== Document ==
####################

Problem with shingles as an autocomplete solution


#1

Hi All,

Still fairly new to Elasticsearch, but very impressed so far. Right now
I'm working on a place finder service that will access a repository of
place names. I'm attempting to build in some autocomplete functionality,
and while I've made significant progress, it's not perfect. My current
mapping on the given field for both index and search is based on the
following analyzer:

"analyzer_shingle" : { "tokenizer" : "standard", "filter" : [ "standard",
"lowercase", "filter_shingle"] }

where filter_shingle is defined as follows:

"filter_shingle" : { "type" : "shingle", "max_shingle_size" : 5,
"min_shingle_size" : 2, "output_unigrams" : "true }

I use this analyzer with a matchPhrasePrefixQuery, include a fuzziness of
0.8 and a maxExpansions of 30.

I also have a keyword analyzer which utilizes the matchPhrasePrefixQuery as
well, and is boosted so that fields that start with the entered value can
be boosted significantly

For the most part, this works great! I mean it really nails the search
every time and it's blazing fast.

####################

Element box records for an image:

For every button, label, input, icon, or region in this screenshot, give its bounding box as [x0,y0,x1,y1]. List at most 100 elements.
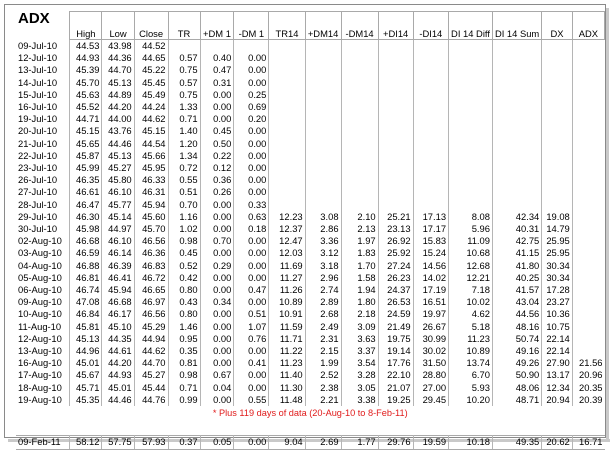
cell-close: 45.66 [134,150,168,162]
cell-di14-diff [449,113,493,125]
cell-plus-dm14 [305,150,341,162]
cell-minus-dm14 [341,150,378,162]
cell-low: 44.93 [102,369,134,381]
cell-adx [572,223,604,235]
cell-close: 45.15 [134,125,168,137]
cell-high: 46.84 [70,308,102,320]
cell-di14-diff [449,52,493,64]
cell-di14-sum [492,125,541,137]
cell-minus-dm1: 0.25 [234,89,269,101]
cell-minus-di14: 30.02 [413,345,448,357]
col-header-close: Close [134,12,168,40]
cell-plus-dm1: 0.00 [200,284,234,296]
cell-minus-dm14: 3.37 [341,345,378,357]
cell-close: 45.70 [134,223,168,235]
cell-date: 29-Jul-10 [16,211,70,223]
cell-di14-sum: 48.16 [492,321,541,333]
cell-high: 46.88 [70,260,102,272]
cell-minus-di14: 19.97 [413,308,448,320]
cell-plus-di14: 19.75 [378,333,413,345]
cell-plus-di14 [378,89,413,101]
cell-dx: 20.94 [542,394,573,406]
cell-minus-di14 [413,138,448,150]
cell-adx [572,272,604,284]
cell-tr: 0.80 [168,284,200,296]
cell-close: 45.29 [134,321,168,333]
cell-dx: 30.34 [542,260,573,272]
cell-plus-di14 [378,199,413,211]
cell-close: 45.44 [134,382,168,394]
cell-high: 45.63 [70,89,102,101]
cell-low: 44.97 [102,223,134,235]
cell-minus-dm1: 0.00 [234,52,269,64]
cell-adx: 20.39 [572,394,604,406]
cell-adx [572,52,604,64]
cell-plus-di14: 27.24 [378,260,413,272]
col-header-tr14: TR14 [269,12,305,40]
cell-minus-di14: 31.50 [413,357,448,369]
cell-adx [572,125,604,137]
cell-minus-dm1: 0.69 [234,101,269,113]
cell-date: 30-Jul-10 [16,223,70,235]
cell-close: 44.54 [134,138,168,150]
cell-plus-di14: 26.53 [378,296,413,308]
cell-close: 44.62 [134,345,168,357]
cell-minus-dm14 [341,89,378,101]
cell-minus-dm1: 0.00 [234,77,269,89]
cell-plus-dm1: 0.00 [200,394,234,406]
cell-di14-diff: 12.68 [449,260,493,272]
cell-tr14: 9.04 [269,436,305,450]
cell-dx: 10.75 [542,321,573,333]
cell-minus-di14: 15.83 [413,235,448,247]
cell-dx [542,186,573,198]
cell-plus-di14: 26.92 [378,235,413,247]
cell-tr14 [269,64,305,76]
cell-tr: 0.57 [168,77,200,89]
cell-adx [572,235,604,247]
cell-di14-diff [449,101,493,113]
cell-di14-diff: 5.96 [449,223,493,235]
cell-plus-dm1: 0.00 [200,308,234,320]
cell-plus-dm14: 2.96 [305,272,341,284]
cell-di14-diff: 13.74 [449,357,493,369]
cell-high: 45.99 [70,162,102,174]
cell-adx [572,296,604,308]
cell-plus-dm14 [305,77,341,89]
cell-date: 17-Aug-10 [16,369,70,381]
cell-tr: 0.75 [168,89,200,101]
cell-di14-sum [492,89,541,101]
cell-dx [542,125,573,137]
cell-di14-sum [492,52,541,64]
cell-tr: 0.95 [168,333,200,345]
cell-di14-sum: 40.31 [492,223,541,235]
cell-minus-dm1: 0.00 [234,186,269,198]
cell-minus-dm1 [234,40,269,53]
cell-plus-di14 [378,101,413,113]
cell-adx [572,284,604,296]
cell-low: 44.61 [102,345,134,357]
cell-plus-di14 [378,52,413,64]
cell-low: 57.75 [102,436,134,450]
cell-plus-dm1: 0.45 [200,125,234,137]
cell-low: 44.89 [102,89,134,101]
cell-di14-sum: 42.75 [492,235,541,247]
cell-minus-di14 [413,52,448,64]
cell-date: 20-Jul-10 [16,125,70,137]
cell-di14-sum: 48.06 [492,382,541,394]
cell-high: 45.98 [70,223,102,235]
cell-di14-sum [492,174,541,186]
cell-plus-di14: 24.37 [378,284,413,296]
cell-di14-sum: 48.71 [492,394,541,406]
cell-tr14: 12.47 [269,235,305,247]
cell-plus-dm14: 2.74 [305,284,341,296]
cell-tr14: 12.03 [269,247,305,259]
cell-tr14: 11.48 [269,394,305,406]
cell-close: 45.94 [134,199,168,211]
cell-plus-dm14 [305,113,341,125]
cell-plus-dm1: 0.34 [200,296,234,308]
cell-minus-di14: 29.45 [413,394,448,406]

####################

== Required work ==
• 1. Answer these questions about the forum post on shingle autocomplete:
(a) What value does the post give for "max_shingle_size"?
(b) What fuzziness does the poster use with the matchPhrasePrefixQuery?
(c) Which tokenizer does "analyzer_shingle" use?
• 2. Copy the lines of the listing word for word, starting at the line that contains "cell-close: 45.66 [134,150,168,162]" and ending at the line that contains "cell-close: 44.62 [134,345,168,357]", both included.

== Solutions for each task ==
• 1.
(a) 5
(b) 0.8
(c) standard

• 2.
cell-close: 45.66 [134,150,168,162]
cell-di14-diff [449,113,493,125]
cell-plus-dm14 [305,150,341,162]
cell-minus-dm14 [341,150,378,162]
cell-low: 44.93 [102,369,134,381]
cell-adx [572,223,604,235]
cell-close: 45.15 [134,125,168,137]
cell-high: 46.84 [70,308,102,320]
cell-di14-diff [449,52,493,64]
cell-di14-sum [492,125,541,137]
cell-minus-dm1: 0.25 [234,89,269,101]
cell-minus-di14: 30.02 [413,345,448,357]
col-header-close: Close [134,12,168,40]
cell-plus-dm1: 0.00 [200,284,234,296]
cell-minus-dm14: 3.37 [341,345,378,357]
cell-close: 45.70 [134,223,168,235]
cell-date: 29-Jul-10 [16,211,70,223]
cell-di14-sum: 48.16 [492,321,541,333]
cell-high: 46.88 [70,260,102,272]
cell-minus-di14: 19.97 [413,308,448,320]
cell-plus-di14: 19.75 [378,333,413,345]
cell-plus-di14 [378,89,413,101]
cell-dx: 20.94 [542,394,573,406]
cell-minus-di14 [413,138,448,150]
cell-adx [572,272,604,284]
cell-tr: 0.80 [168,284,200,296]
cell-close: 45.29 [134,321,168,333]
cell-dx: 30.34 [542,260,573,272]
cell-plus-di14 [378,199,413,211]
cell-close: 45.44 [134,382,168,394]
cell-high: 45.63 [70,89,102,101]
cell-low: 44.97 [102,223,134,235]
cell-minus-dm1: 0.00 [234,52,269,64]
cell-adx: 20.39 [572,394,604,406]
cell-adx [572,52,604,64]
cell-plus-di14: 27.24 [378,260,413,272]
col-header-tr14: TR14 [269,12,305,40]
cell-minus-di14: 31.50 [413,357,448,369]
cell-adx [572,125,604,137]
cell-minus-dm1: 0.69 [234,101,269,113]
cell-date: 30-Jul-10 [16,223,70,235]
cell-close: 44.54 [134,138,168,150]
cell-plus-di14: 26.53 [378,296,413,308]
cell-close: 44.62 [134,345,168,357]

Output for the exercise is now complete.